Exercise goal –
From the listing below, return each line that includes "Gesetzes".

[START Exercise inputs]

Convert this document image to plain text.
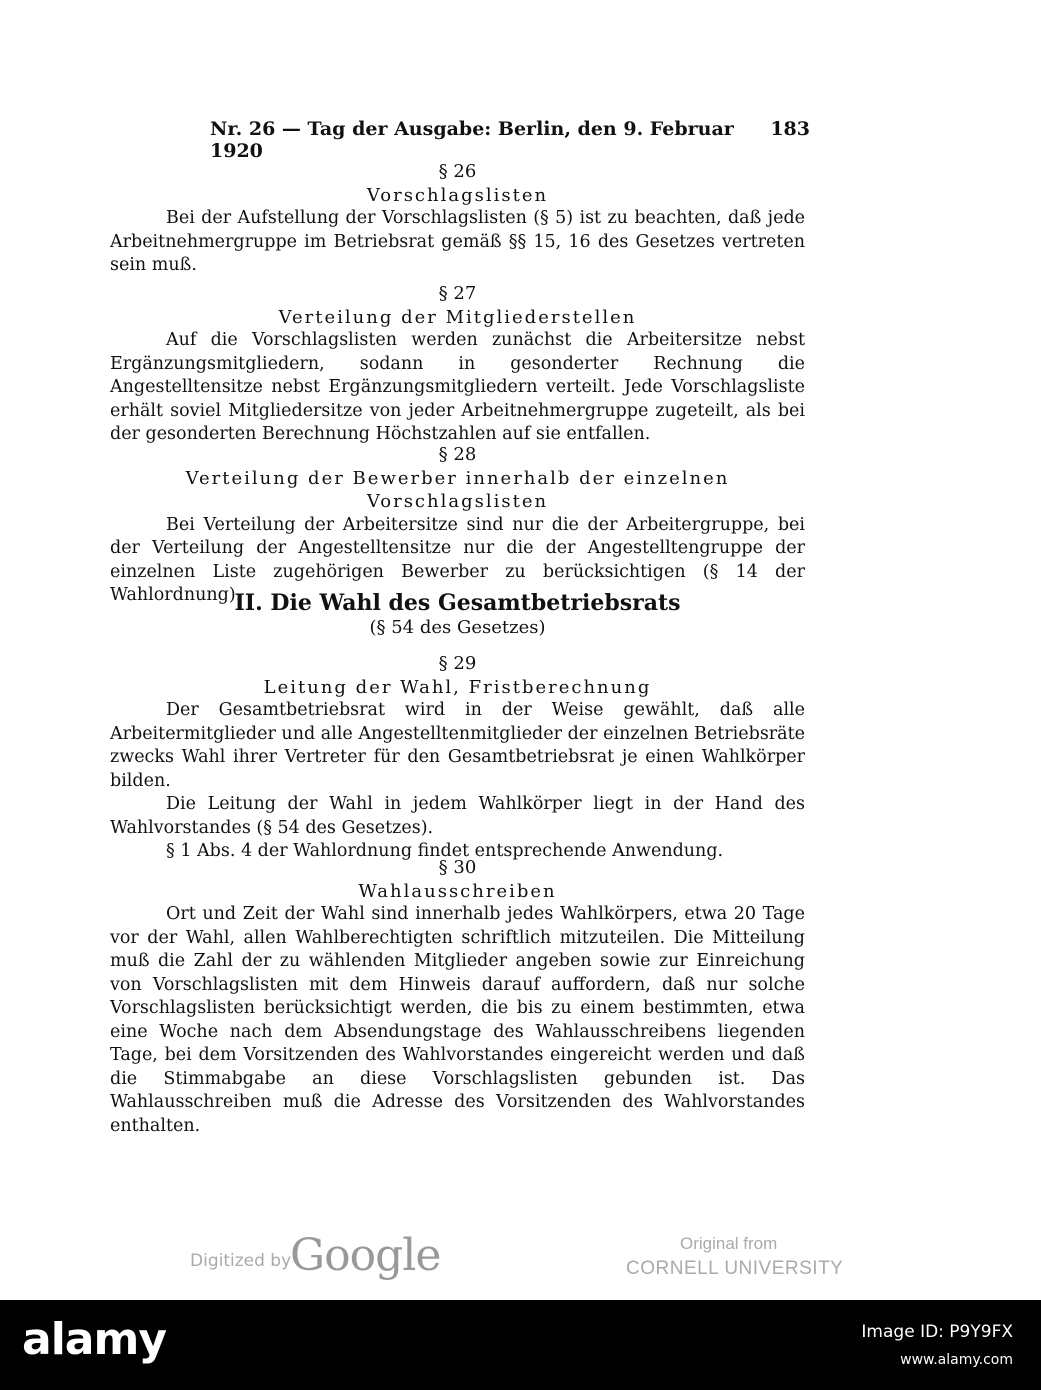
Nr. 26 — Tag der Ausgabe: Berlin, den 9. Februar 1920
183

§ 26

Vorschlagslisten

Bei der Aufstellung der Vorschlagslisten (§ 5) ist zu beachten, daß jede Arbeitnehmergruppe im Betriebsrat gemäß §§ 15, 16 des Gesetzes vertreten sein muß.

§ 27

Verteilung der Mitgliederstellen

Auf die Vorschlagslisten werden zunächst die Arbeitersitze nebst Ergänzungsmitgliedern, sodann in gesonderter Rechnung die Angestelltensitze nebst Ergänzungsmitgliedern verteilt. Jede Vorschlagsliste erhält soviel Mitgliedersitze von jeder Arbeitnehmergruppe zugeteilt, als bei der gesonderten Berechnung Höchstzahlen auf sie entfallen.

§ 28

Verteilung der Bewerber innerhalb der einzelnen Vorschlagslisten

Bei Verteilung der Arbeitersitze sind nur die der Arbeitergruppe, bei der Verteilung der Angestelltensitze nur die der Angestelltengruppe der einzelnen Liste zugehörigen Bewerber zu berücksichtigen (§ 14 der Wahlordnung).

II. Die Wahl des Gesamtbetriebsrats

(§ 54 des Gesetzes)

§ 29

Leitung der Wahl, Fristberechnung

Der Gesamtbetriebsrat wird in der Weise gewählt, daß alle Arbeitermitglieder und alle Angestelltenmitglieder der einzelnen Betriebsräte zwecks Wahl ihrer Vertreter für den Gesamtbetriebsrat je einen Wahlkörper bilden.

Die Leitung der Wahl in jedem Wahlkörper liegt in der Hand des Wahlvorstandes (§ 54 des Gesetzes).

§ 1 Abs. 4 der Wahlordnung findet entsprechende Anwendung.

§ 30

Wahlausschreiben

Ort und Zeit der Wahl sind innerhalb jedes Wahlkörpers, etwa 20 Tage vor der Wahl, allen Wahlberechtigten schriftlich mitzuteilen. Die Mitteilung muß die Zahl der zu wählenden Mitglieder angeben sowie zur Einreichung von Vorschlagslisten mit dem Hinweis darauf auffordern, daß nur solche Vorschlagslisten berücksichtigt werden, die bis zu einem bestimmten, etwa eine Woche nach dem Absendungstage des Wahlausschreibens liegenden Tage, bei dem Vorsitzenden des Wahlvorstandes eingereicht werden und daß die Stimmabgabe an diese Vorschlagslisten gebunden ist. Das Wahlausschreiben muß die Adresse des Vorsitzenden des Wahlvorstandes enthalten.

Digitized by
Google	Original from
CORNELL UNIVERSITY
alamy	Image ID: P9Y9FX
www.alamy.com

[END Exercise inputs]

Exercise result –
Bei der Aufstellung der Vorschlagslisten (§ 5) ist zu beachten, daß jede Arbeitnehmergruppe im Betriebsrat gemäß §§ 15, 16 des Gesetzes vertreten sein muß.
(§ 54 des Gesetzes)
Die Leitung der Wahl in jedem Wahlkörper liegt in der Hand des Wahlvorstandes (§ 54 des Gesetzes).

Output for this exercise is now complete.